> _Task_
Restate all of the entries exactly, dropping any pictures they hold.

> _Data for this task_
-----

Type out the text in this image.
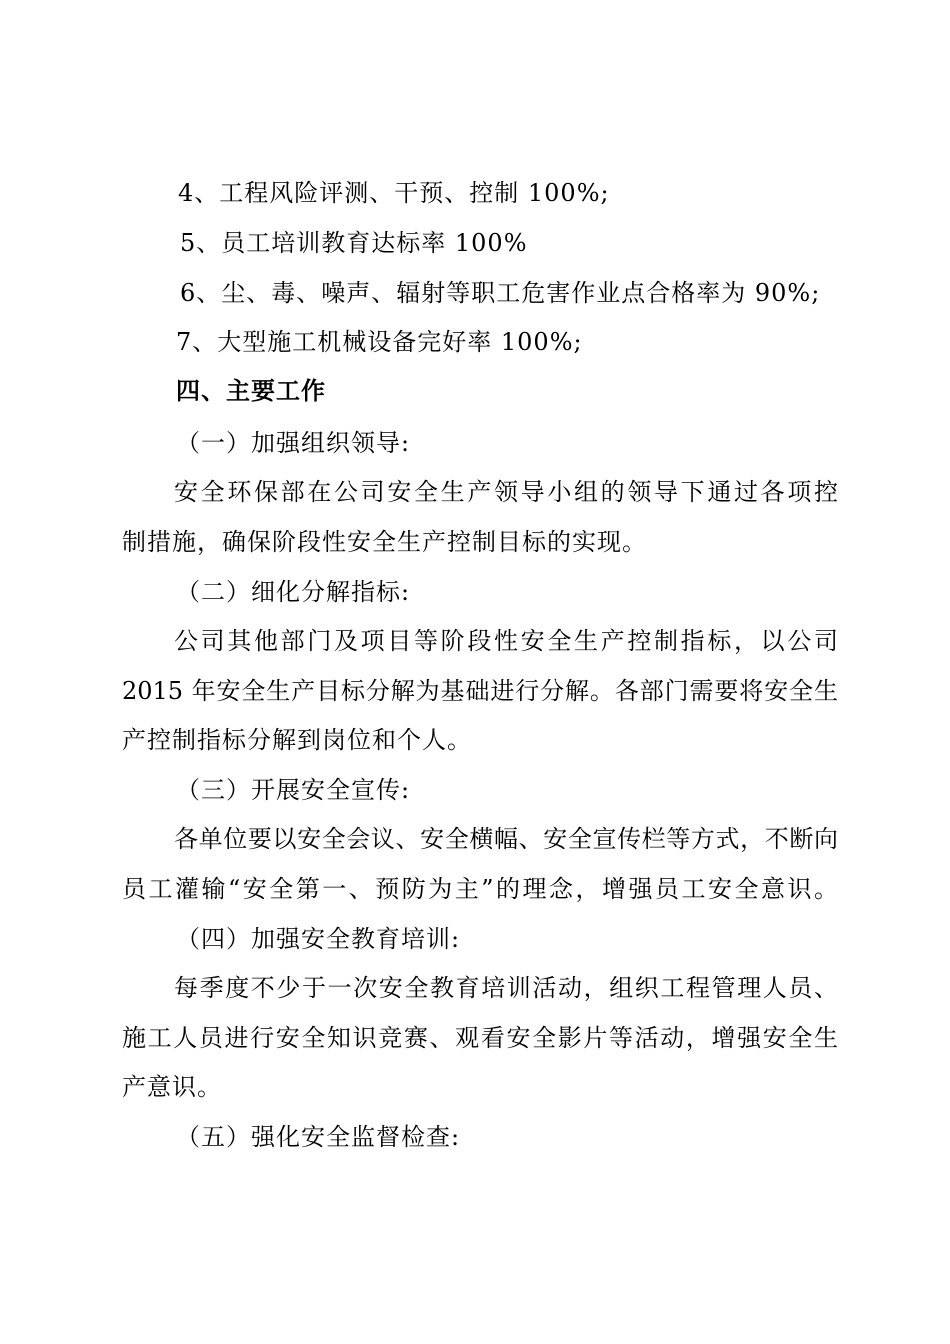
4、工程风险评测、干预、控制 100%;
5、员工培训教育达标率 100%
6、尘、毒、噪声、辐射等职工危害作业点合格率为 90%;
7、大型施工机械设备完好率 100%;
四、主要工作
（一）加强组织领导:
安全环保部在公司安全生产领导小组的领导下通过各项控
制措施，确保阶段性安全生产控制目标的实现。
（二）细化分解指标:
公司其他部门及项目等阶段性安全生产控制指标，以公司
2015 年安全生产目标分解为基础进行分解。各部门需要将安全生
产控制指标分解到岗位和个人。
（三）开展安全宣传:
各单位要以安全会议、安全横幅、安全宣传栏等方式，不断向
员工灌输“安全第一、预防为主”的理念，增强员工安全意识。
（四）加强安全教育培训:
每季度不少于一次安全教育培训活动，组织工程管理人员、
施工人员进行安全知识竞赛、观看安全影片等活动，增强安全生
产意识。
（五）强化安全监督检查:
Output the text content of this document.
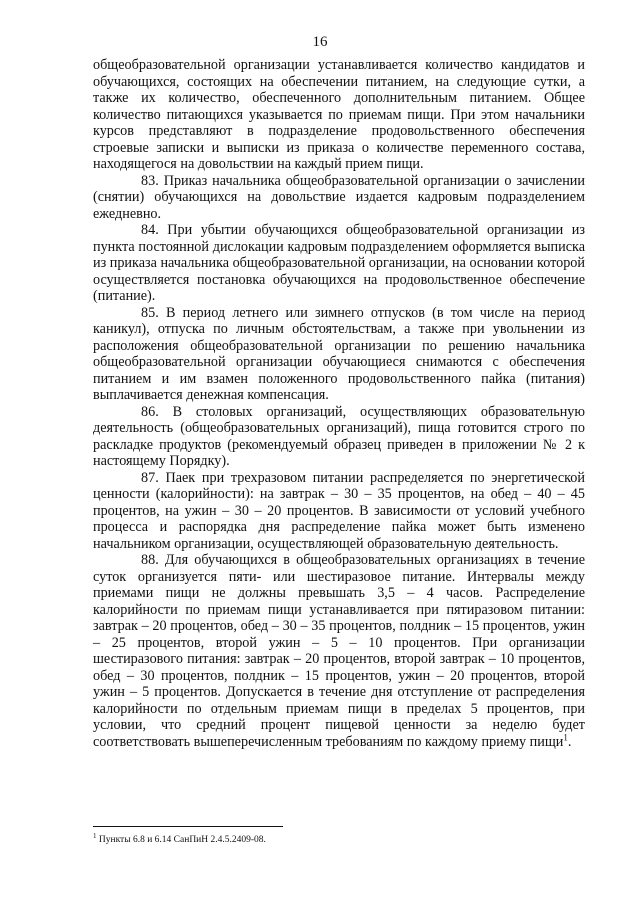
16

общеобразовательной организации устанавливается количество кандидатов и обучающихся, состоящих на обеспечении питанием, на следующие сутки, а также их количество, обеспеченного дополнительным питанием. Общее количество питающихся указывается по приемам пищи. При этом начальники курсов представляют в подразделение продовольственного обеспечения строевые записки и выписки из приказа о количестве переменного состава, находящегося на довольствии на каждый прием пищи.

83. Приказ начальника общеобразовательной организации о зачислении (снятии) обучающихся на довольствие издается кадровым подразделением ежедневно.

84. При убытии обучающихся общеобразовательной организации из пункта постоянной дислокации кадровым подразделением оформляется выписка из приказа начальника общеобразовательной организации, на основании которой осуществляется постановка обучающихся на продовольственное обеспечение (питание).

85. В период летнего или зимнего отпусков (в том числе на период каникул), отпуска по личным обстоятельствам, а также при увольнении из расположения общеобразовательной организации по решению начальника общеобразовательной организации обучающиеся снимаются с обеспечения питанием и им взамен положенного продовольственного пайка (питания) выплачивается денежная компенсация.

86. В столовых организаций, осуществляющих образовательную деятельность (общеобразовательных организаций), пища готовится строго по раскладке продуктов (рекомендуемый образец приведен в приложении № 2 к настоящему Порядку).

87. Паек при трехразовом питании распределяется по энергетической ценности (калорийности): на завтрак – 30 – 35 процентов, на обед – 40 – 45 процентов, на ужин – 30 – 20 процентов. В зависимости от условий учебного процесса и распорядка дня распределение пайка может быть изменено начальником организации, осуществляющей образовательную деятельность.

88. Для обучающихся в общеобразовательных организациях в течение суток организуется пяти- или шестиразовое питание. Интервалы между приемами пищи не должны превышать 3,5 – 4 часов. Распределение калорийности по приемам пищи устанавливается при пятиразовом питании: завтрак – 20 процентов, обед – 30 – 35 процентов, полдник – 15 процентов, ужин – 25 процентов, второй ужин – 5 – 10 процентов. При организации шестиразового питания: завтрак – 20 процентов, второй завтрак – 10 процентов, обед – 30 процентов, полдник – 15 процентов, ужин – 20 процентов, второй ужин – 5 процентов. Допускается в течение дня отступление от распределения калорийности по отдельным приемам пищи в пределах 5 процентов, при условии, что средний процент пищевой ценности за неделю будет соответствовать вышеперечисленным требованиям по каждому приему пищи$^1$.

$^1$ Пункты 6.8 и 6.14 СанПиН 2.4.5.2409-08.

-----

> _Solution below_
Type out the text in this image.
4、工程风险评测、干预、控制 100%;
5、员工培训教育达标率 100%
6、尘、毒、噪声、辐射等职工危害作业点合格率为 90%;
7、大型施工机械设备完好率 100%;
四、主要工作
（一）加强组织领导:
安全环保部在公司安全生产领导小组的领导下通过各项控
制措施，确保阶段性安全生产控制目标的实现。
（二）细化分解指标:
公司其他部门及项目等阶段性安全生产控制指标，以公司
2015 年安全生产目标分解为基础进行分解。各部门需要将安全生
产控制指标分解到岗位和个人。
（三）开展安全宣传:
各单位要以安全会议、安全横幅、安全宣传栏等方式，不断向
员工灌输“安全第一、预防为主”的理念，增强员工安全意识。
（四）加强安全教育培训:
每季度不少于一次安全教育培训活动，组织工程管理人员、
施工人员进行安全知识竞赛、观看安全影片等活动，增强安全生
产意识。
（五）强化安全监督检查:
Output the text content of this document.
16

общеобразовательной организации устанавливается количество кандидатов и обучающихся, состоящих на обеспечении питанием, на следующие сутки, а также их количество, обеспеченного дополнительным питанием. Общее количество питающихся указывается по приемам пищи. При этом начальники курсов представляют в подразделение продовольственного обеспечения строевые записки и выписки из приказа о количестве переменного состава, находящегося на довольствии на каждый прием пищи.

83. Приказ начальника общеобразовательной организации о зачислении (снятии) обучающихся на довольствие издается кадровым подразделением ежедневно.

84. При убытии обучающихся общеобразовательной организации из пункта постоянной дислокации кадровым подразделением оформляется выписка из приказа начальника общеобразовательной организации, на основании которой осуществляется постановка обучающихся на продовольственное обеспечение (питание).

85. В период летнего или зимнего отпусков (в том числе на период каникул), отпуска по личным обстоятельствам, а также при увольнении из расположения общеобразовательной организации по решению начальника общеобразовательной организации обучающиеся снимаются с обеспечения питанием и им взамен положенного продовольственного пайка (питания) выплачивается денежная компенсация.

86. В столовых организаций, осуществляющих образовательную деятельность (общеобразовательных организаций), пища готовится строго по раскладке продуктов (рекомендуемый образец приведен в приложении № 2 к настоящему Порядку).

87. Паек при трехразовом питании распределяется по энергетической ценности (калорийности): на завтрак – 30 – 35 процентов, на обед – 40 – 45 процентов, на ужин – 30 – 20 процентов. В зависимости от условий учебного процесса и распорядка дня распределение пайка может быть изменено начальником организации, осуществляющей образовательную деятельность.

88. Для обучающихся в общеобразовательных организациях в течение суток организуется пяти- или шестиразовое питание. Интервалы между приемами пищи не должны превышать 3,5 – 4 часов. Распределение калорийности по приемам пищи устанавливается при пятиразовом питании: завтрак – 20 процентов, обед – 30 – 35 процентов, полдник – 15 процентов, ужин – 25 процентов, второй ужин – 5 – 10 процентов. При организации шестиразового питания: завтрак – 20 процентов, второй завтрак – 10 процентов, обед – 30 процентов, полдник – 15 процентов, ужин – 20 процентов, второй ужин – 5 процентов. Допускается в течение дня отступление от распределения калорийности по отдельным приемам пищи в пределах 5 процентов, при условии, что средний процент пищевой ценности за неделю будет соответствовать вышеперечисленным требованиям по каждому приему пищи$^1$.

$^1$ Пункты 6.8 и 6.14 СанПиН 2.4.5.2409-08.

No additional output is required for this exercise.